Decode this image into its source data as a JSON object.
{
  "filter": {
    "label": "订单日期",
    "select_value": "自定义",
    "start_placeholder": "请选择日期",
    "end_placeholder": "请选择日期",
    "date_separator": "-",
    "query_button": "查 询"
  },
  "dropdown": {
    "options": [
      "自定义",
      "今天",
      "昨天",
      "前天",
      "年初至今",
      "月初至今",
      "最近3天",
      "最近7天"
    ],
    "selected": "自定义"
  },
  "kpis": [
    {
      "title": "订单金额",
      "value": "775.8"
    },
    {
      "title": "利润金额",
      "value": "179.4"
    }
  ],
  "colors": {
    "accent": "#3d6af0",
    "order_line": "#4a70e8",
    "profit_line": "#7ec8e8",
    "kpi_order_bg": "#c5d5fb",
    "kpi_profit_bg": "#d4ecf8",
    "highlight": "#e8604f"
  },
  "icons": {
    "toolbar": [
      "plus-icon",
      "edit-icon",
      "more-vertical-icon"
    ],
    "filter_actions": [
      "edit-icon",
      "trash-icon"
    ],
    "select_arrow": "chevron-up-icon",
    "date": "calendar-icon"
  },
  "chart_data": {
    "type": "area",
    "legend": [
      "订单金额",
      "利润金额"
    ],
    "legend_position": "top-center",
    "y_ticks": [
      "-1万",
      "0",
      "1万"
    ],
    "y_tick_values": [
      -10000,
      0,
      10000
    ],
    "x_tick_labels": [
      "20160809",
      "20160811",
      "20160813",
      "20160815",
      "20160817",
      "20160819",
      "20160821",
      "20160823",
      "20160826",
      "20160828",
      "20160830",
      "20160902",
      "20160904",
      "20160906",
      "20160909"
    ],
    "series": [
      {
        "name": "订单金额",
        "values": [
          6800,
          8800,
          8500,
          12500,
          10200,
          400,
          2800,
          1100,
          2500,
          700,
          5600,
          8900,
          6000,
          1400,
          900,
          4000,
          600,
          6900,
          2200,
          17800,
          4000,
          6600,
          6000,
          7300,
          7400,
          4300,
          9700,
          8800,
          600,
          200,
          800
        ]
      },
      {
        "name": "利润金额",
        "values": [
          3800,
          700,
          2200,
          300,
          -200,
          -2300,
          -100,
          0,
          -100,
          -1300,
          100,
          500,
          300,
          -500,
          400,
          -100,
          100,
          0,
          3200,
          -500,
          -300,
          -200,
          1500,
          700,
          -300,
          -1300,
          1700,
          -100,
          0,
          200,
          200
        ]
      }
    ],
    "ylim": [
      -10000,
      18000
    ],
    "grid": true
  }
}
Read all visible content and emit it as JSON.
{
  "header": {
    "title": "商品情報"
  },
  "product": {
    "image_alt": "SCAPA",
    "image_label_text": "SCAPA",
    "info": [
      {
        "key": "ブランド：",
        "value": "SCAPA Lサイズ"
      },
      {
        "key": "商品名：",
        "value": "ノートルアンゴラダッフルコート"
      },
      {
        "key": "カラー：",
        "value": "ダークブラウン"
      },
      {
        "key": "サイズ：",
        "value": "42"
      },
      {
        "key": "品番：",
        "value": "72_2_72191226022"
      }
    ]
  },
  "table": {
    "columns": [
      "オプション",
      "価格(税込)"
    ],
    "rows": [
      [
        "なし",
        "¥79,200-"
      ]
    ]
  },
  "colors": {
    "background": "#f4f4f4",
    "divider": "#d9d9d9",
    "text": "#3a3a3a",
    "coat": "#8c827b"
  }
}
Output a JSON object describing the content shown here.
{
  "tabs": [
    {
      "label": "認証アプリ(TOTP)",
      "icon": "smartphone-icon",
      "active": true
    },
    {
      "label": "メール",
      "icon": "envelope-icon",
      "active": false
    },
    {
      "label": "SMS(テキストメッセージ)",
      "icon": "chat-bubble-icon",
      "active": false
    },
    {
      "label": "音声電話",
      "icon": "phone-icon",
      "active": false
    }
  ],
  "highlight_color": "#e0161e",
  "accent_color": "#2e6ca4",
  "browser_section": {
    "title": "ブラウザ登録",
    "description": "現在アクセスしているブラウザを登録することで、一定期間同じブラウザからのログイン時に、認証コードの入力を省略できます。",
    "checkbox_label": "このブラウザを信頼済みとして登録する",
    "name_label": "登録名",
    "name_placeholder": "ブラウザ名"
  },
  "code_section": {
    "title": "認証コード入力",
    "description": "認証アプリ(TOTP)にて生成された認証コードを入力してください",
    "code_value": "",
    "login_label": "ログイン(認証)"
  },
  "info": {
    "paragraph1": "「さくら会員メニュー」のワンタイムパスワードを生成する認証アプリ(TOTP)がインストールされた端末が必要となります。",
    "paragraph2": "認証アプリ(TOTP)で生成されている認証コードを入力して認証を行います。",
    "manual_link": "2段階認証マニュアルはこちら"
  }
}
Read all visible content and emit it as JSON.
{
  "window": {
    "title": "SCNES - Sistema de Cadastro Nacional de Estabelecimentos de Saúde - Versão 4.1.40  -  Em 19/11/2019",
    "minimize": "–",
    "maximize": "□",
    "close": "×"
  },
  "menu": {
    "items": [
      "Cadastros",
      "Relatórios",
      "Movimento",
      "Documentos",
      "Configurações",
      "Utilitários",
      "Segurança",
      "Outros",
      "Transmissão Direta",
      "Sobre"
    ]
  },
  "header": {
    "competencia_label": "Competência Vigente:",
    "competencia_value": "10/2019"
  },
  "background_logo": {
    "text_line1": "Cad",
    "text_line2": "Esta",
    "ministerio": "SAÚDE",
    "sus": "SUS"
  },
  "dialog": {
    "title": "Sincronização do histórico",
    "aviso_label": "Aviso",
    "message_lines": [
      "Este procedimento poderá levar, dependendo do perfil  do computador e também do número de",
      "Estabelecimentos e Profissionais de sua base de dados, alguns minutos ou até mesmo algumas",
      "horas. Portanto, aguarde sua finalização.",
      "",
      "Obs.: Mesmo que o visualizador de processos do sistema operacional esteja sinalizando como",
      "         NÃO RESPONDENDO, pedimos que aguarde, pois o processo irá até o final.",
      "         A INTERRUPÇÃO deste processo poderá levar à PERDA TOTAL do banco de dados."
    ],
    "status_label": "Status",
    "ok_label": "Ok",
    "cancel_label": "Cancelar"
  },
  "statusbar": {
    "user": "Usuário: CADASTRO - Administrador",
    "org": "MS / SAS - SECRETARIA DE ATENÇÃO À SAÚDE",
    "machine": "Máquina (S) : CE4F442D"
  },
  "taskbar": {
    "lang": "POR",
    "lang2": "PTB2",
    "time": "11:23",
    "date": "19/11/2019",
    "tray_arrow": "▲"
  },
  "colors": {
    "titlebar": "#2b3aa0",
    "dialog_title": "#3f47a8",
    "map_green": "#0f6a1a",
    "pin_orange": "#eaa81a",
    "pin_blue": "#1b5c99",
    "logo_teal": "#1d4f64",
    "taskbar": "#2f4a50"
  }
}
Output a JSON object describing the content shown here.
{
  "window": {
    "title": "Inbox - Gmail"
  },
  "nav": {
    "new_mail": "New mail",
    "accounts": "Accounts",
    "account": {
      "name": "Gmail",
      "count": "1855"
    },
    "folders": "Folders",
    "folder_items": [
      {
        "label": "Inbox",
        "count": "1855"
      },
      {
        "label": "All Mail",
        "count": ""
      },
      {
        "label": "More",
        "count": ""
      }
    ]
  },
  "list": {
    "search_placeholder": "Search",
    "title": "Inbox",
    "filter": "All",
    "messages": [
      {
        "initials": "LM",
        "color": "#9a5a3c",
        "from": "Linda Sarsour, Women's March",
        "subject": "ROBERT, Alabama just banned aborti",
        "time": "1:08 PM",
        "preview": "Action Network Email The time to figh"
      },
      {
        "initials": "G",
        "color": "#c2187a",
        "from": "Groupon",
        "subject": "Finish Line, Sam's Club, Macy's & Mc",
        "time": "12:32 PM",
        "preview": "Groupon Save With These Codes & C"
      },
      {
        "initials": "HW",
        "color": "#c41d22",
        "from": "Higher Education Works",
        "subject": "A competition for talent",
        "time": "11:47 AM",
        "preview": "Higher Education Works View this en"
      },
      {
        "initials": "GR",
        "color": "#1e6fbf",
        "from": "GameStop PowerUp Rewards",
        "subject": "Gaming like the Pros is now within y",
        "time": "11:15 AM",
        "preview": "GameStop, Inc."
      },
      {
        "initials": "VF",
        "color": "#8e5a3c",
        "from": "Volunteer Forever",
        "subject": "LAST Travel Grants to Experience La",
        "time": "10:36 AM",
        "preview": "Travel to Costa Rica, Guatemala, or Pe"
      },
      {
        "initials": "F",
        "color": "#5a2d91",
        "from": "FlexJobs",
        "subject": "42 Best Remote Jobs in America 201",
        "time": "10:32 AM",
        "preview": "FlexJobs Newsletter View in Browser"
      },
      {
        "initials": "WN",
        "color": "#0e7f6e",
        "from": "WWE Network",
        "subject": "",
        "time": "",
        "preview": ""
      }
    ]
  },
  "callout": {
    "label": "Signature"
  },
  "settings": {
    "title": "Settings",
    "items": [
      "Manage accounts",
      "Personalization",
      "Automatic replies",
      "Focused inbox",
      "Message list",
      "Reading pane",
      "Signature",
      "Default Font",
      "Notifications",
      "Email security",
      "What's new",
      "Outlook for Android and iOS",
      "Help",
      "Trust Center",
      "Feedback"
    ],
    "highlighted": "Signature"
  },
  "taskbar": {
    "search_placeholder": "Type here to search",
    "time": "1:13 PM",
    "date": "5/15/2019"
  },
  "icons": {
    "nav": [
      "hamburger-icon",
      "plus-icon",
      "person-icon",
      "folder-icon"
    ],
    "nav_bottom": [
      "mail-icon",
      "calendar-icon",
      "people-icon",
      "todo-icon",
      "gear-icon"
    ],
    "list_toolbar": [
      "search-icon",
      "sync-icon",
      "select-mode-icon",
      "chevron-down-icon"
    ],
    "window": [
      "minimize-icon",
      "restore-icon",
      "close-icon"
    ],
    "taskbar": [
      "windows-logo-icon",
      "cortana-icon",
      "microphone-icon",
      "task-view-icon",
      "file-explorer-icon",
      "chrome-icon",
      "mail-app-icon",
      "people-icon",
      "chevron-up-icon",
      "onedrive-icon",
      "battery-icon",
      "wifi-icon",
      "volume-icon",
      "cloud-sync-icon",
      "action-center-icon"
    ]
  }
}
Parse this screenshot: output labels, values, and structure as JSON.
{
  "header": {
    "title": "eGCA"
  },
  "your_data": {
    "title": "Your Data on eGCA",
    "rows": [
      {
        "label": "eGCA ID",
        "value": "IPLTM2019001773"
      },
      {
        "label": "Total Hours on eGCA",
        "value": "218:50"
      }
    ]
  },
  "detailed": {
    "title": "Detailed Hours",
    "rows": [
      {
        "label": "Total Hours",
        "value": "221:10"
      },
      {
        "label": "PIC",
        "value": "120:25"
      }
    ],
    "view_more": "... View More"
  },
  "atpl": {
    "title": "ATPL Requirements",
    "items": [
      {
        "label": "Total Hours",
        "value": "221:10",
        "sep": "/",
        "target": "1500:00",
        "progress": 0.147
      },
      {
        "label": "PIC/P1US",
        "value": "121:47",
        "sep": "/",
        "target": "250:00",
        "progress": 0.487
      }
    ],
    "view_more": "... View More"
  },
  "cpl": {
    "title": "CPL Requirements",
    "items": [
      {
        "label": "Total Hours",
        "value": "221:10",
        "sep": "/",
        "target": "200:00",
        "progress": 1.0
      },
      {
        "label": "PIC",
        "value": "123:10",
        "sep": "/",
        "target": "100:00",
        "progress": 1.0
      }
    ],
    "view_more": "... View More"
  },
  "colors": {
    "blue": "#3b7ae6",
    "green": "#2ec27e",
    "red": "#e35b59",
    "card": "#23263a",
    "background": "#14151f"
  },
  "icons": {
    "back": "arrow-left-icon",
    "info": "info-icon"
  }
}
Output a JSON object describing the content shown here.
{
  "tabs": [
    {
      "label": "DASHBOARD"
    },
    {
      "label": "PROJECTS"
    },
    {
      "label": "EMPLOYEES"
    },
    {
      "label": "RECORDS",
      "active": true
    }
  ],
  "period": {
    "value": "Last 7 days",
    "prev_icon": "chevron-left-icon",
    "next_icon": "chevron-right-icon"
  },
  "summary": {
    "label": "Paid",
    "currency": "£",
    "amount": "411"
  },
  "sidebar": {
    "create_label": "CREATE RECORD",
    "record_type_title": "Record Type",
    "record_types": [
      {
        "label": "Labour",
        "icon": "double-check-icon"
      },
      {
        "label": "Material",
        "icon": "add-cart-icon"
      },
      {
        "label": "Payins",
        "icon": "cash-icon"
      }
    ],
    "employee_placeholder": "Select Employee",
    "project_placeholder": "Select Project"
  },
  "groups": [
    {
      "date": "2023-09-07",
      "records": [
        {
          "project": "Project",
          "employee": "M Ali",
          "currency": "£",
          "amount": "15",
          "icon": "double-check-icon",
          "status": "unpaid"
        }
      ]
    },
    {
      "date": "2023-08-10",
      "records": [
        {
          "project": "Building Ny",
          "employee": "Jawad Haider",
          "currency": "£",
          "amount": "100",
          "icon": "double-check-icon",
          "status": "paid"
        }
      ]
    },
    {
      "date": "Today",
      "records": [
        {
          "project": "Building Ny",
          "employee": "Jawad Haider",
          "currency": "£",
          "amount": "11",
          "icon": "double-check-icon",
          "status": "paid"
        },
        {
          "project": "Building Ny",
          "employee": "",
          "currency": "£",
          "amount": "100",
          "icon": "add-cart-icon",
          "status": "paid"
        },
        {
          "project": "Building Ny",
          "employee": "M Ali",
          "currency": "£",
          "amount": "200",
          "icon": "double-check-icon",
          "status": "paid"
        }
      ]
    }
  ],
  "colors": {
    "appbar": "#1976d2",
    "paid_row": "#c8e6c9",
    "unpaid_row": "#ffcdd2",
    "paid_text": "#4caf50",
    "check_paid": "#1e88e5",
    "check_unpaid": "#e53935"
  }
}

▬▬▬▬▬▬▬▬▬▬

* **Written instruction**
How many lines of the listing above include the word "Network"? Reply with the number alone.

* **Finished task**
2